>> begin Materials provided

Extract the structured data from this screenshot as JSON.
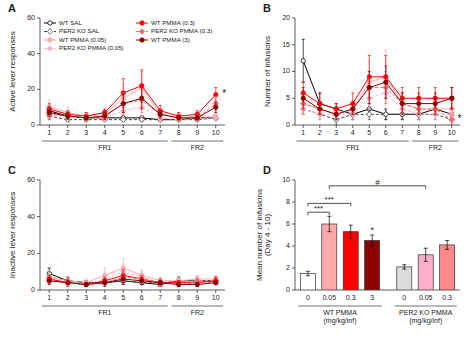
{
  "chart_data": [
    {
      "type": "line",
      "title": "A",
      "y_label": "Active lever responses",
      "x": [
        1,
        2,
        3,
        4,
        5,
        6,
        7,
        8,
        9,
        10
      ],
      "xlim": [
        0.5,
        10.5
      ],
      "xticks": [
        1,
        2,
        3,
        4,
        5,
        6,
        7,
        8,
        9,
        10
      ],
      "ylim": [
        0,
        60
      ],
      "yticks": [
        0,
        20,
        40,
        60
      ],
      "legend": "upper left",
      "series": [
        {
          "name": "WT SAL",
          "color": "#000000",
          "line_style": "solid",
          "marker": "circle-open",
          "values": [
            8,
            5,
            4,
            4,
            4,
            4,
            3,
            3,
            4,
            4
          ],
          "errors": [
            2,
            1,
            1,
            1,
            1,
            1,
            1,
            1,
            1,
            1
          ]
        },
        {
          "name": "PER2 KO SAL",
          "color": "#444444",
          "line_style": "dashed",
          "marker": "diamond-open",
          "values": [
            5,
            3,
            3,
            3,
            3,
            3,
            3,
            3,
            3,
            4
          ],
          "errors": [
            2,
            1,
            1,
            1,
            1,
            1,
            1,
            1,
            1,
            1
          ]
        },
        {
          "name": "WT PMMA (0.05)",
          "color": "#FFAAAA",
          "line_style": "solid",
          "marker": "circle",
          "values": [
            10,
            7,
            5,
            6,
            15,
            21,
            6,
            4,
            5,
            5
          ],
          "errors": [
            4,
            3,
            2,
            2,
            8,
            9,
            2,
            2,
            2,
            2
          ]
        },
        {
          "name": "PER2 KO PMMA (0.05)",
          "color": "#FFB0C8",
          "line_style": "dashed",
          "marker": "diamond",
          "values": [
            7,
            5,
            4,
            4,
            8,
            10,
            4,
            3,
            4,
            4
          ],
          "errors": [
            3,
            2,
            2,
            2,
            4,
            5,
            2,
            1,
            1,
            2
          ]
        },
        {
          "name": "WT PMMA (0.3)",
          "color": "#FF0000",
          "line_style": "solid",
          "marker": "circle",
          "values": [
            9,
            6,
            5,
            7,
            18,
            22,
            8,
            5,
            6,
            17
          ],
          "errors": [
            3,
            2,
            2,
            2,
            8,
            9,
            3,
            2,
            2,
            4
          ]
        },
        {
          "name": "PER2 KO PMMA (0.3)",
          "color": "#FF6666",
          "line_style": "dashed",
          "marker": "diamond",
          "values": [
            6,
            5,
            4,
            5,
            12,
            14,
            6,
            4,
            4,
            12
          ],
          "errors": [
            3,
            2,
            2,
            2,
            6,
            7,
            3,
            2,
            2,
            4
          ]
        },
        {
          "name": "WT PMMA (3)",
          "color": "#8B0000",
          "line_style": "solid",
          "marker": "circle",
          "values": [
            7,
            5,
            4,
            5,
            12,
            15,
            6,
            4,
            4,
            10
          ],
          "errors": [
            2,
            2,
            1,
            2,
            5,
            6,
            2,
            1,
            1,
            3
          ]
        }
      ],
      "annotations": [
        {
          "text": "*",
          "x": 10.35,
          "y": 17
        }
      ],
      "groups": [
        {
          "label": "FR1",
          "from": 1,
          "to": 7
        },
        {
          "label": "FR2",
          "from": 8,
          "to": 10
        }
      ]
    },
    {
      "type": "line",
      "title": "B",
      "y_label": "Number of infusions",
      "x": [
        1,
        2,
        3,
        4,
        5,
        6,
        7,
        8,
        9,
        10
      ],
      "xlim": [
        0.5,
        10.5
      ],
      "xticks": [
        1,
        2,
        3,
        4,
        5,
        6,
        7,
        8,
        9,
        10
      ],
      "ylim": [
        0,
        20
      ],
      "yticks": [
        0,
        5,
        10,
        15,
        20
      ],
      "series": [
        {
          "color": "#000000",
          "line_style": "solid",
          "marker": "circle-open",
          "values": [
            12,
            4,
            3,
            2,
            3,
            2,
            2,
            2,
            3,
            2
          ],
          "errors": [
            4,
            2,
            1,
            1,
            1,
            1,
            1,
            1,
            1,
            1
          ]
        },
        {
          "color": "#444444",
          "line_style": "dashed",
          "marker": "diamond-open",
          "values": [
            3,
            2,
            1,
            2,
            2,
            2,
            2,
            2,
            2,
            1
          ],
          "errors": [
            1,
            1,
            1,
            1,
            1,
            1,
            1,
            1,
            1,
            1
          ]
        },
        {
          "color": "#FFAAAA",
          "line_style": "solid",
          "marker": "circle",
          "values": [
            4,
            3,
            2,
            3,
            8,
            9,
            4,
            3,
            3,
            3
          ],
          "errors": [
            2,
            1,
            1,
            1,
            4,
            5,
            2,
            1,
            1,
            1
          ]
        },
        {
          "color": "#FFB0C8",
          "line_style": "dashed",
          "marker": "diamond",
          "values": [
            3,
            2,
            2,
            2,
            5,
            6,
            3,
            2,
            2,
            2
          ],
          "errors": [
            1,
            1,
            1,
            1,
            2,
            3,
            1,
            1,
            1,
            1
          ]
        },
        {
          "color": "#FF0000",
          "line_style": "solid",
          "marker": "circle",
          "values": [
            6,
            4,
            3,
            4,
            9,
            9,
            5,
            5,
            5,
            5
          ],
          "errors": [
            2,
            2,
            1,
            2,
            4,
            4,
            2,
            2,
            2,
            2
          ]
        },
        {
          "color": "#FF6666",
          "line_style": "dashed",
          "marker": "diamond",
          "values": [
            4,
            3,
            2,
            3,
            7,
            7,
            4,
            3,
            3,
            1
          ],
          "errors": [
            2,
            1,
            1,
            1,
            3,
            3,
            2,
            1,
            1,
            1
          ]
        },
        {
          "color": "#8B0000",
          "line_style": "solid",
          "marker": "circle",
          "values": [
            5,
            3,
            2,
            3,
            7,
            8,
            4,
            4,
            4,
            5
          ],
          "errors": [
            2,
            1,
            1,
            1,
            3,
            3,
            2,
            2,
            2,
            2
          ]
        }
      ],
      "annotations": [
        {
          "text": "*",
          "x": 10.35,
          "y": 1.0
        }
      ],
      "groups": [
        {
          "label": "FR1",
          "from": 1,
          "to": 7
        },
        {
          "label": "FR2",
          "from": 8,
          "to": 10
        }
      ]
    },
    {
      "type": "line",
      "title": "C",
      "y_label": "Inactive lever responses",
      "x": [
        1,
        2,
        3,
        4,
        5,
        6,
        7,
        8,
        9,
        10
      ],
      "xlim": [
        0.5,
        10.5
      ],
      "xticks": [
        1,
        2,
        3,
        4,
        5,
        6,
        7,
        8,
        9,
        10
      ],
      "ylim": [
        0,
        60
      ],
      "yticks": [
        0,
        20,
        40,
        60
      ],
      "series": [
        {
          "color": "#000000",
          "line_style": "solid",
          "marker": "circle-open",
          "values": [
            9,
            5,
            4,
            4,
            5,
            4,
            3,
            5,
            5,
            5
          ],
          "errors": [
            3,
            2,
            1,
            1,
            2,
            1,
            1,
            2,
            2,
            2
          ]
        },
        {
          "color": "#444444",
          "line_style": "dashed",
          "marker": "diamond-open",
          "values": [
            7,
            5,
            4,
            4,
            5,
            4,
            4,
            5,
            5,
            5
          ],
          "errors": [
            3,
            2,
            1,
            1,
            2,
            1,
            1,
            2,
            2,
            2
          ]
        },
        {
          "color": "#FFAAAA",
          "line_style": "solid",
          "marker": "circle",
          "values": [
            7,
            5,
            4,
            8,
            12,
            8,
            5,
            5,
            6,
            6
          ],
          "errors": [
            3,
            2,
            2,
            4,
            5,
            3,
            2,
            2,
            2,
            2
          ]
        },
        {
          "color": "#FFB0C8",
          "line_style": "dashed",
          "marker": "diamond",
          "values": [
            6,
            4,
            3,
            6,
            10,
            7,
            4,
            4,
            5,
            5
          ],
          "errors": [
            2,
            2,
            1,
            3,
            4,
            3,
            2,
            2,
            2,
            2
          ]
        },
        {
          "color": "#FF0000",
          "line_style": "solid",
          "marker": "circle",
          "values": [
            6,
            4,
            3,
            5,
            8,
            6,
            4,
            4,
            4,
            5
          ],
          "errors": [
            2,
            2,
            1,
            2,
            3,
            2,
            2,
            1,
            2,
            2
          ]
        },
        {
          "color": "#FF6666",
          "line_style": "dashed",
          "marker": "diamond",
          "values": [
            5,
            4,
            3,
            4,
            7,
            6,
            4,
            3,
            4,
            4
          ],
          "errors": [
            2,
            1,
            1,
            2,
            3,
            2,
            2,
            1,
            1,
            1
          ]
        },
        {
          "color": "#8B0000",
          "line_style": "solid",
          "marker": "circle",
          "values": [
            5,
            4,
            3,
            4,
            6,
            5,
            4,
            3,
            3,
            4
          ],
          "errors": [
            2,
            1,
            1,
            2,
            2,
            2,
            1,
            1,
            1,
            1
          ]
        }
      ],
      "groups": [
        {
          "label": "FR1",
          "from": 1,
          "to": 7
        },
        {
          "label": "FR2",
          "from": 8,
          "to": 10
        }
      ]
    },
    {
      "type": "bar",
      "title": "D",
      "y_label": "Mean number of infusions\n(Day 4 - 10)",
      "categories": [
        "0",
        "0.05",
        "0.3",
        "3",
        "0",
        "0.05",
        "0.3"
      ],
      "values": [
        1.5,
        6.0,
        5.3,
        4.5,
        2.1,
        3.2,
        4.1
      ],
      "errors": [
        0.2,
        0.7,
        0.6,
        0.5,
        0.2,
        0.6,
        0.4
      ],
      "colors": [
        "#FFFFFF",
        "#FFAAAA",
        "#FF0000",
        "#8B0000",
        "#DDDDDD",
        "#FFB0C8",
        "#FF8888"
      ],
      "ylim": [
        0,
        10
      ],
      "yticks": [
        0,
        2,
        4,
        6,
        8,
        10
      ],
      "groups": [
        {
          "label": "WT PMMA\n(mg/kg/inf)",
          "from": 0,
          "to": 3
        },
        {
          "label": "PER2 KO PMMA\n(mg/kg/inf)",
          "from": 4,
          "to": 6
        }
      ],
      "annotations": [
        {
          "text": "***",
          "from": 0,
          "to": 1,
          "y": 6.8
        },
        {
          "text": "***",
          "from": 0,
          "to": 2,
          "y": 7.6
        },
        {
          "text": "*",
          "x": 3,
          "y": 5.2
        },
        {
          "text": "#",
          "from": 1,
          "to": 5,
          "y": 9.2
        }
      ]
    }
  ]
}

>> end Materials provided

Single out each line of the records above with the string "lever" in it, and copy it.

      "y_label": "Active lever responses",
      "y_label": "Inactive lever responses",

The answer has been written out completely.